+++ Recorded information +++

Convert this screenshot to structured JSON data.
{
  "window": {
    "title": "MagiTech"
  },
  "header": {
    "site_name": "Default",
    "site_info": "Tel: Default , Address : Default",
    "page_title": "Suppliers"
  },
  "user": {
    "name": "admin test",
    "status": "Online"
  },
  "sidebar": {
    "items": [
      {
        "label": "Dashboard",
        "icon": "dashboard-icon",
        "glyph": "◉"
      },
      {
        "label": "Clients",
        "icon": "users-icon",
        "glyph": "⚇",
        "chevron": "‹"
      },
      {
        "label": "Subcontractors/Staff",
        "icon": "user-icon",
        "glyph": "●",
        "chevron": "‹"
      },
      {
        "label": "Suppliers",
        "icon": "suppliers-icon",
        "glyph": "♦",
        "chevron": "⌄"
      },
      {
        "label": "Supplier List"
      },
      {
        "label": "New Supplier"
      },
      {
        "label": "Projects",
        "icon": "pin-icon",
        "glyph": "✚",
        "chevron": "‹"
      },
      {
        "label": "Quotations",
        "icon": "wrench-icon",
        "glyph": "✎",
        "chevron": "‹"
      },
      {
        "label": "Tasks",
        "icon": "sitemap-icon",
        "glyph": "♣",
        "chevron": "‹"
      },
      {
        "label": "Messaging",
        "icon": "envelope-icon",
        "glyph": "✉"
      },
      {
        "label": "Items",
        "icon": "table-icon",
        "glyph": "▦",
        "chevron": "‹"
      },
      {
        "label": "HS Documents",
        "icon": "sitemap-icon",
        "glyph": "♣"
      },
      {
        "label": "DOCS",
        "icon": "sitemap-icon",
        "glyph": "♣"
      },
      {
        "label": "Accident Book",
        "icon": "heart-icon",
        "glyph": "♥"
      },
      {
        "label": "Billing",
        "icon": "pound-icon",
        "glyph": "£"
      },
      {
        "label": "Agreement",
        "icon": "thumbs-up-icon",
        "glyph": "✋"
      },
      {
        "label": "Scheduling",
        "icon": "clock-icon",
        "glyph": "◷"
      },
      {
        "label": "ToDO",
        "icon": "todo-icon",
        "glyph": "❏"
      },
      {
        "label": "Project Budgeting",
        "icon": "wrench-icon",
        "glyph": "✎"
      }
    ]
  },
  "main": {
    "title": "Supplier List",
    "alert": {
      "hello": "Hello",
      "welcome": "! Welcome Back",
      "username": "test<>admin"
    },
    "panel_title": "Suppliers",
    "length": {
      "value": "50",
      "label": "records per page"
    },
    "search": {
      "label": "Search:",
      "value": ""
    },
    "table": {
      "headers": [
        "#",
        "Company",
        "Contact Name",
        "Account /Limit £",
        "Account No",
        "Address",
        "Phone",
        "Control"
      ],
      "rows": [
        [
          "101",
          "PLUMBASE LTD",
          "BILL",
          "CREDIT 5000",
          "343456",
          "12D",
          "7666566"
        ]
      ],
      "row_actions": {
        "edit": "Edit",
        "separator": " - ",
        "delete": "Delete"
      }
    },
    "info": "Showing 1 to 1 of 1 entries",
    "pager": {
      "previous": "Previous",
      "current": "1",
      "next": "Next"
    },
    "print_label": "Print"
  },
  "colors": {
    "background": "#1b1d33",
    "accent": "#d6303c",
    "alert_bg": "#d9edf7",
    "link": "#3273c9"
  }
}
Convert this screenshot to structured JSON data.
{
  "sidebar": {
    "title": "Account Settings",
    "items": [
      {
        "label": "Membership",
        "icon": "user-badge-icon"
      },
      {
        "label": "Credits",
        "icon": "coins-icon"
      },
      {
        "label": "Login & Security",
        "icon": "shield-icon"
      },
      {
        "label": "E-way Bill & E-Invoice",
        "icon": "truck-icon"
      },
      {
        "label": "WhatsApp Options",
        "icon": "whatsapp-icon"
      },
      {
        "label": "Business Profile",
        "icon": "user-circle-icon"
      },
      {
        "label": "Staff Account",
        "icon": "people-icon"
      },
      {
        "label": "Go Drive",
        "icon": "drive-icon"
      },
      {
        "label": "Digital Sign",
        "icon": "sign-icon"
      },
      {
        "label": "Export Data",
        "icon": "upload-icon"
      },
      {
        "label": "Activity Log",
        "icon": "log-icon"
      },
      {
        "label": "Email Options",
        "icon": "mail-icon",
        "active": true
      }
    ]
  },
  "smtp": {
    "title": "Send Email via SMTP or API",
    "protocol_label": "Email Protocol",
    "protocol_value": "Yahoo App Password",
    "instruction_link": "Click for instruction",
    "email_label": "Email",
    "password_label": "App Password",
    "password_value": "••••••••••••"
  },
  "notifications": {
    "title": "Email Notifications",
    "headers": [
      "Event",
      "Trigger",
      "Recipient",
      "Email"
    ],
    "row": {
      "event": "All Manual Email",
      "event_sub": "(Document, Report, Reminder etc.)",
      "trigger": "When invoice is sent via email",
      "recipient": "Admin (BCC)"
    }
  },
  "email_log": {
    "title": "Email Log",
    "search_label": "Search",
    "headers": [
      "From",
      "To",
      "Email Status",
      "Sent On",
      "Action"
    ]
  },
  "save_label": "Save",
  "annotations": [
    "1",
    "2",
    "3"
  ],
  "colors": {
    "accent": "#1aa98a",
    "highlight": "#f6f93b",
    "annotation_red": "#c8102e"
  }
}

+++

## Exercise aim
Repeat every line of the material exactly as given.

## Solution below
Convert this screenshot to structured JSON data.
{
  "window": {
    "title": "MagiTech"
  },
  "header": {
    "site_name": "Default",
    "site_info": "Tel: Default , Address : Default",
    "page_title": "Suppliers"
  },
  "user": {
    "name": "admin test",
    "status": "Online"
  },
  "sidebar": {
    "items": [
      {
        "label": "Dashboard",
        "icon": "dashboard-icon",
        "glyph": "◉"
      },
      {
        "label": "Clients",
        "icon": "users-icon",
        "glyph": "⚇",
        "chevron": "‹"
      },
      {
        "label": "Subcontractors/Staff",
        "icon": "user-icon",
        "glyph": "●",
        "chevron": "‹"
      },
      {
        "label": "Suppliers",
        "icon": "suppliers-icon",
        "glyph": "♦",
        "chevron": "⌄"
      },
      {
        "label": "Supplier List"
      },
      {
        "label": "New Supplier"
      },
      {
        "label": "Projects",
        "icon": "pin-icon",
        "glyph": "✚",
        "chevron": "‹"
      },
      {
        "label": "Quotations",
        "icon": "wrench-icon",
        "glyph": "✎",
        "chevron": "‹"
      },
      {
        "label": "Tasks",
        "icon": "sitemap-icon",
        "glyph": "♣",
        "chevron": "‹"
      },
      {
        "label": "Messaging",
        "icon": "envelope-icon",
        "glyph": "✉"
      },
      {
        "label": "Items",
        "icon": "table-icon",
        "glyph": "▦",
        "chevron": "‹"
      },
      {
        "label": "HS Documents",
        "icon": "sitemap-icon",
        "glyph": "♣"
      },
      {
        "label": "DOCS",
        "icon": "sitemap-icon",
        "glyph": "♣"
      },
      {
        "label": "Accident Book",
        "icon": "heart-icon",
        "glyph": "♥"
      },
      {
        "label": "Billing",
        "icon": "pound-icon",
        "glyph": "£"
      },
      {
        "label": "Agreement",
        "icon": "thumbs-up-icon",
        "glyph": "✋"
      },
      {
        "label": "Scheduling",
        "icon": "clock-icon",
        "glyph": "◷"
      },
      {
        "label": "ToDO",
        "icon": "todo-icon",
        "glyph": "❏"
      },
      {
        "label": "Project Budgeting",
        "icon": "wrench-icon",
        "glyph": "✎"
      }
    ]
  },
  "main": {
    "title": "Supplier List",
    "alert": {
      "hello": "Hello",
      "welcome": "! Welcome Back",
      "username": "test<>admin"
    },
    "panel_title": "Suppliers",
    "length": {
      "value": "50",
      "label": "records per page"
    },
    "search": {
      "label": "Search:",
      "value": ""
    },
    "table": {
      "headers": [
        "#",
        "Company",
        "Contact Name",
        "Account /Limit £",
        "Account No",
        "Address",
        "Phone",
        "Control"
      ],
      "rows": [
        [
          "101",
          "PLUMBASE LTD",
          "BILL",
          "CREDIT 5000",
          "343456",
          "12D",
          "7666566"
        ]
      ],
      "row_actions": {
        "edit": "Edit",
        "separator": " - ",
        "delete": "Delete"
      }
    },
    "info": "Showing 1 to 1 of 1 entries",
    "pager": {
      "previous": "Previous",
      "current": "1",
      "next": "Next"
    },
    "print_label": "Print"
  },
  "colors": {
    "background": "#1b1d33",
    "accent": "#d6303c",
    "alert_bg": "#d9edf7",
    "link": "#3273c9"
  }
}
Convert this screenshot to structured JSON data.
{
  "sidebar": {
    "title": "Account Settings",
    "items": [
      {
        "label": "Membership",
        "icon": "user-badge-icon"
      },
      {
        "label": "Credits",
        "icon": "coins-icon"
      },
      {
        "label": "Login & Security",
        "icon": "shield-icon"
      },
      {
        "label": "E-way Bill & E-Invoice",
        "icon": "truck-icon"
      },
      {
        "label": "WhatsApp Options",
        "icon": "whatsapp-icon"
      },
      {
        "label": "Business Profile",
        "icon": "user-circle-icon"
      },
      {
        "label": "Staff Account",
        "icon": "people-icon"
      },
      {
        "label": "Go Drive",
        "icon": "drive-icon"
      },
      {
        "label": "Digital Sign",
        "icon": "sign-icon"
      },
      {
        "label": "Export Data",
        "icon": "upload-icon"
      },
      {
        "label": "Activity Log",
        "icon": "log-icon"
      },
      {
        "label": "Email Options",
        "icon": "mail-icon",
        "active": true
      }
    ]
  },
  "smtp": {
    "title": "Send Email via SMTP or API",
    "protocol_label": "Email Protocol",
    "protocol_value": "Yahoo App Password",
    "instruction_link": "Click for instruction",
    "email_label": "Email",
    "password_label": "App Password",
    "password_value": "••••••••••••"
  },
  "notifications": {
    "title": "Email Notifications",
    "headers": [
      "Event",
      "Trigger",
      "Recipient",
      "Email"
    ],
    "row": {
      "event": "All Manual Email",
      "event_sub": "(Document, Report, Reminder etc.)",
      "trigger": "When invoice is sent via email",
      "recipient": "Admin (BCC)"
    }
  },
  "email_log": {
    "title": "Email Log",
    "search_label": "Search",
    "headers": [
      "From",
      "To",
      "Email Status",
      "Sent On",
      "Action"
    ]
  },
  "save_label": "Save",
  "annotations": [
    "1",
    "2",
    "3"
  ],
  "colors": {
    "accent": "#1aa98a",
    "highlight": "#f6f93b",
    "annotation_red": "#c8102e"
  }
}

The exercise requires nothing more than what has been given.